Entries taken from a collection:
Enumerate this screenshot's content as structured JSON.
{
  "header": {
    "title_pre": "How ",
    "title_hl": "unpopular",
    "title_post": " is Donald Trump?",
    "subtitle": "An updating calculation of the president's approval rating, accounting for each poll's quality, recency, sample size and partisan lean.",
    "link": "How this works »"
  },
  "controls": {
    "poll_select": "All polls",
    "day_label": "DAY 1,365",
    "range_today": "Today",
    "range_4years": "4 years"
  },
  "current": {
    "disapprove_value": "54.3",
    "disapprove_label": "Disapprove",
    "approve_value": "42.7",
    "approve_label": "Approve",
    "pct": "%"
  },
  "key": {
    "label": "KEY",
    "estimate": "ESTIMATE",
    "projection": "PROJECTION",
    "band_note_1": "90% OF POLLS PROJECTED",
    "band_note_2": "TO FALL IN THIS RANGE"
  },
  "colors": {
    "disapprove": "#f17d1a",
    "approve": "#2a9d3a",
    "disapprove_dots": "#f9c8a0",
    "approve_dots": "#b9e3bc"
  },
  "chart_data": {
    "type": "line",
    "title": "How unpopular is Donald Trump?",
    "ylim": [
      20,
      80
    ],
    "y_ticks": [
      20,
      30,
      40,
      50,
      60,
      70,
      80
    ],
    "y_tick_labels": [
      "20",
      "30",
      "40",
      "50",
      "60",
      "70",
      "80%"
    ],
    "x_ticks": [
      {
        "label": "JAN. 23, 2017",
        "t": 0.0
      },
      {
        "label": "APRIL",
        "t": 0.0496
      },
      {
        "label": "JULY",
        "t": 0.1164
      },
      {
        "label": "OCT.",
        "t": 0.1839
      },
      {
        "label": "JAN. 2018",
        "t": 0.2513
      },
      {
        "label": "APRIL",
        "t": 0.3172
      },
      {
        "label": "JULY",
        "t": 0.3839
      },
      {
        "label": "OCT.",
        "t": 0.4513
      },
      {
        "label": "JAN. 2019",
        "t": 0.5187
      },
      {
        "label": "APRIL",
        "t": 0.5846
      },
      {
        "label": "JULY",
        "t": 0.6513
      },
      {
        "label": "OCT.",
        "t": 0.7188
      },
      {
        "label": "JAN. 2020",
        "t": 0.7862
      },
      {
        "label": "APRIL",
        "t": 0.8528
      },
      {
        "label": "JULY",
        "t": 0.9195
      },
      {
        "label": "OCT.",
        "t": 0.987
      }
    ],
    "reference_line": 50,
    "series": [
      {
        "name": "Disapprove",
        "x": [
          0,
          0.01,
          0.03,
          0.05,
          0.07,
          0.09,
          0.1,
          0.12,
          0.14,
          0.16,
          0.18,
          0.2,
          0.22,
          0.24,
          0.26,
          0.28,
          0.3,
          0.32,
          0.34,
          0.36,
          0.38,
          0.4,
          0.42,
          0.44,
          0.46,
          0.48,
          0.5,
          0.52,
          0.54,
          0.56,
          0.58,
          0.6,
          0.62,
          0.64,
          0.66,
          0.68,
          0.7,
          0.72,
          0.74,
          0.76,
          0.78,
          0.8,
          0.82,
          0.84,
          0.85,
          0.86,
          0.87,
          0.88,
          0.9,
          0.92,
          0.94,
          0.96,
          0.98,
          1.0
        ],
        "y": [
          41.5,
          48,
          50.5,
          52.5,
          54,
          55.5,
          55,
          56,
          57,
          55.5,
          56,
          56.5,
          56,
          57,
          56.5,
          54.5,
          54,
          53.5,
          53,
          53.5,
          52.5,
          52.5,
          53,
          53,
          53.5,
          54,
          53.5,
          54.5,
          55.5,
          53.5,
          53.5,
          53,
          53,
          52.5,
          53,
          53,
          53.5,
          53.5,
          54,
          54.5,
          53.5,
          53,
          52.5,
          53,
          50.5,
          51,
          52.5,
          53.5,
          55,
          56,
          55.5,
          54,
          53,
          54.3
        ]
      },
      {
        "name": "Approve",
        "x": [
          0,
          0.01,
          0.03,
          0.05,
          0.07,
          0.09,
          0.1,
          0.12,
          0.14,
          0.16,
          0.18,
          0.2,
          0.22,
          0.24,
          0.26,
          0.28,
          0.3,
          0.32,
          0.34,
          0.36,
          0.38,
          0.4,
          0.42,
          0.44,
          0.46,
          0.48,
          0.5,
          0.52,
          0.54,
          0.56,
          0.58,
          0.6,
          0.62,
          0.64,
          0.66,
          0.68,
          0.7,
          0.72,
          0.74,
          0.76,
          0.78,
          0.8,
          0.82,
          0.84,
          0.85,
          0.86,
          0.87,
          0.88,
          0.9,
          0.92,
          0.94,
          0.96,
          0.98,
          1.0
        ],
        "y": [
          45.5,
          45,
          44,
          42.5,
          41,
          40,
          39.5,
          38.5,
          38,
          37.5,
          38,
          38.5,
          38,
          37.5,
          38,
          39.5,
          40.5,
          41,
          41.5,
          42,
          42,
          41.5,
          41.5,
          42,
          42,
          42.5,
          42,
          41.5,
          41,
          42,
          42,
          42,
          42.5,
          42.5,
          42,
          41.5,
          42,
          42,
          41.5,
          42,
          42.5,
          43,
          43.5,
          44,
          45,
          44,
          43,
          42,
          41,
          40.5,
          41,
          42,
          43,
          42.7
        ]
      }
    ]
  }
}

Do this:
Copy out the whole listing exactly.

Response to the task:
Enumerate this screenshot's content as structured JSON.
{
  "header": {
    "title_pre": "How ",
    "title_hl": "unpopular",
    "title_post": " is Donald Trump?",
    "subtitle": "An updating calculation of the president's approval rating, accounting for each poll's quality, recency, sample size and partisan lean.",
    "link": "How this works »"
  },
  "controls": {
    "poll_select": "All polls",
    "day_label": "DAY 1,365",
    "range_today": "Today",
    "range_4years": "4 years"
  },
  "current": {
    "disapprove_value": "54.3",
    "disapprove_label": "Disapprove",
    "approve_value": "42.7",
    "approve_label": "Approve",
    "pct": "%"
  },
  "key": {
    "label": "KEY",
    "estimate": "ESTIMATE",
    "projection": "PROJECTION",
    "band_note_1": "90% OF POLLS PROJECTED",
    "band_note_2": "TO FALL IN THIS RANGE"
  },
  "colors": {
    "disapprove": "#f17d1a",
    "approve": "#2a9d3a",
    "disapprove_dots": "#f9c8a0",
    "approve_dots": "#b9e3bc"
  },
  "chart_data": {
    "type": "line",
    "title": "How unpopular is Donald Trump?",
    "ylim": [
      20,
      80
    ],
    "y_ticks": [
      20,
      30,
      40,
      50,
      60,
      70,
      80
    ],
    "y_tick_labels": [
      "20",
      "30",
      "40",
      "50",
      "60",
      "70",
      "80%"
    ],
    "x_ticks": [
      {
        "label": "JAN. 23, 2017",
        "t": 0.0
      },
      {
        "label": "APRIL",
        "t": 0.0496
      },
      {
        "label": "JULY",
        "t": 0.1164
      },
      {
        "label": "OCT.",
        "t": 0.1839
      },
      {
        "label": "JAN. 2018",
        "t": 0.2513
      },
      {
        "label": "APRIL",
        "t": 0.3172
      },
      {
        "label": "JULY",
        "t": 0.3839
      },
      {
        "label": "OCT.",
        "t": 0.4513
      },
      {
        "label": "JAN. 2019",
        "t": 0.5187
      },
      {
        "label": "APRIL",
        "t": 0.5846
      },
      {
        "label": "JULY",
        "t": 0.6513
      },
      {
        "label": "OCT.",
        "t": 0.7188
      },
      {
        "label": "JAN. 2020",
        "t": 0.7862
      },
      {
        "label": "APRIL",
        "t": 0.8528
      },
      {
        "label": "JULY",
        "t": 0.9195
      },
      {
        "label": "OCT.",
        "t": 0.987
      }
    ],
    "reference_line": 50,
    "series": [
      {
        "name": "Disapprove",
        "x": [
          0,
          0.01,
          0.03,
          0.05,
          0.07,
          0.09,
          0.1,
          0.12,
          0.14,
          0.16,
          0.18,
          0.2,
          0.22,
          0.24,
          0.26,
          0.28,
          0.3,
          0.32,
          0.34,
          0.36,
          0.38,
          0.4,
          0.42,
          0.44,
          0.46,
          0.48,
          0.5,
          0.52,
          0.54,
          0.56,
          0.58,
          0.6,
          0.62,
          0.64,
          0.66,
          0.68,
          0.7,
          0.72,
          0.74,
          0.76,
          0.78,
          0.8,
          0.82,
          0.84,
          0.85,
          0.86,
          0.87,
          0.88,
          0.9,
          0.92,
          0.94,
          0.96,
          0.98,
          1.0
        ],
        "y": [
          41.5,
          48,
          50.5,
          52.5,
          54,
          55.5,
          55,
          56,
          57,
          55.5,
          56,
          56.5,
          56,
          57,
          56.5,
          54.5,
          54,
          53.5,
          53,
          53.5,
          52.5,
          52.5,
          53,
          53,
          53.5,
          54,
          53.5,
          54.5,
          55.5,
          53.5,
          53.5,
          53,
          53,
          52.5,
          53,
          53,
          53.5,
          53.5,
          54,
          54.5,
          53.5,
          53,
          52.5,
          53,
          50.5,
          51,
          52.5,
          53.5,
          55,
          56,
          55.5,
          54,
          53,
          54.3
        ]
      },
      {
        "name": "Approve",
        "x": [
          0,
          0.01,
          0.03,
          0.05,
          0.07,
          0.09,
          0.1,
          0.12,
          0.14,
          0.16,
          0.18,
          0.2,
          0.22,
          0.24,
          0.26,
          0.28,
          0.3,
          0.32,
          0.34,
          0.36,
          0.38,
          0.4,
          0.42,
          0.44,
          0.46,
          0.48,
          0.5,
          0.52,
          0.54,
          0.56,
          0.58,
          0.6,
          0.62,
          0.64,
          0.66,
          0.68,
          0.7,
          0.72,
          0.74,
          0.76,
          0.78,
          0.8,
          0.82,
          0.84,
          0.85,
          0.86,
          0.87,
          0.88,
          0.9,
          0.92,
          0.94,
          0.96,
          0.98,
          1.0
        ],
        "y": [
          45.5,
          45,
          44,
          42.5,
          41,
          40,
          39.5,
          38.5,
          38,
          37.5,
          38,
          38.5,
          38,
          37.5,
          38,
          39.5,
          40.5,
          41,
          41.5,
          42,
          42,
          41.5,
          41.5,
          42,
          42,
          42.5,
          42,
          41.5,
          41,
          42,
          42,
          42,
          42.5,
          42.5,
          42,
          41.5,
          42,
          42,
          41.5,
          42,
          42.5,
          43,
          43.5,
          44,
          45,
          44,
          43,
          42,
          41,
          40.5,
          41,
          42,
          43,
          42.7
        ]
      }
    ]
  }
}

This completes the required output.